Task goal |
Word for word, repeat the entries, minus the pictures.

Stored entries |
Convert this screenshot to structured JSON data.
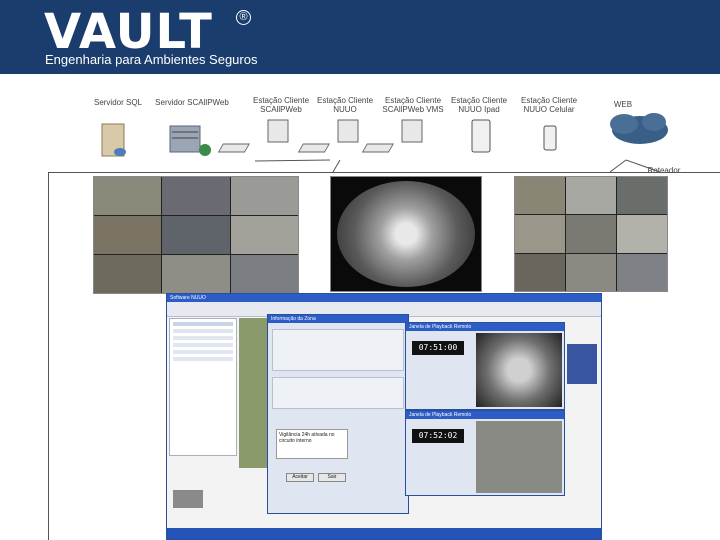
{
  "brand": {
    "logo": "VAULT",
    "registered": "®",
    "tagline": "Engenharia para Ambientes Seguros",
    "bar_color": "#1b3d6e"
  },
  "topology": {
    "nodes": [
      {
        "label1": "Servidor SQL",
        "label2": ""
      },
      {
        "label1": "Servidor SCAllPWeb",
        "label2": ""
      },
      {
        "label1": "Estação Cliente",
        "label2": "SCAllPWeb"
      },
      {
        "label1": "Estação Cliente",
        "label2": "NUUO"
      },
      {
        "label1": "Estação Cliente",
        "label2": "SCAllPWeb VMS"
      },
      {
        "label1": "Estação Cliente",
        "label2": "NUUO Ipad"
      },
      {
        "label1": "Estação Cliente",
        "label2": "NUUO Celular"
      },
      {
        "label1": "WEB",
        "label2": ""
      },
      {
        "label1": "Roteador",
        "label2": ""
      }
    ]
  },
  "app": {
    "title": "Software NUUO",
    "dialog_title": "Informação da Zona",
    "playback1_title": "Janela de Playback Remoto",
    "playback2_title": "Janela de Playback Remoto",
    "time1": "07:51:00",
    "time2": "07:52:02",
    "buttons": {
      "ok": "Aceitar",
      "cancel": "Sair"
    },
    "note": "Vigilância 24h ativada no circuito interno"
  }
}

Correct result |
Convert this screenshot to structured JSON data.
{
  "brand": {
    "logo": "VAULT",
    "registered": "®",
    "tagline": "Engenharia para Ambientes Seguros",
    "bar_color": "#1b3d6e"
  },
  "topology": {
    "nodes": [
      {
        "label1": "Servidor SQL",
        "label2": ""
      },
      {
        "label1": "Servidor SCAllPWeb",
        "label2": ""
      },
      {
        "label1": "Estação Cliente",
        "label2": "SCAllPWeb"
      },
      {
        "label1": "Estação Cliente",
        "label2": "NUUO"
      },
      {
        "label1": "Estação Cliente",
        "label2": "SCAllPWeb VMS"
      },
      {
        "label1": "Estação Cliente",
        "label2": "NUUO Ipad"
      },
      {
        "label1": "Estação Cliente",
        "label2": "NUUO Celular"
      },
      {
        "label1": "WEB",
        "label2": ""
      },
      {
        "label1": "Roteador",
        "label2": ""
      }
    ]
  },
  "app": {
    "title": "Software NUUO",
    "dialog_title": "Informação da Zona",
    "playback1_title": "Janela de Playback Remoto",
    "playback2_title": "Janela de Playback Remoto",
    "time1": "07:51:00",
    "time2": "07:52:02",
    "buttons": {
      "ok": "Aceitar",
      "cancel": "Sair"
    },
    "note": "Vigilância 24h ativada no circuito interno"
  }
}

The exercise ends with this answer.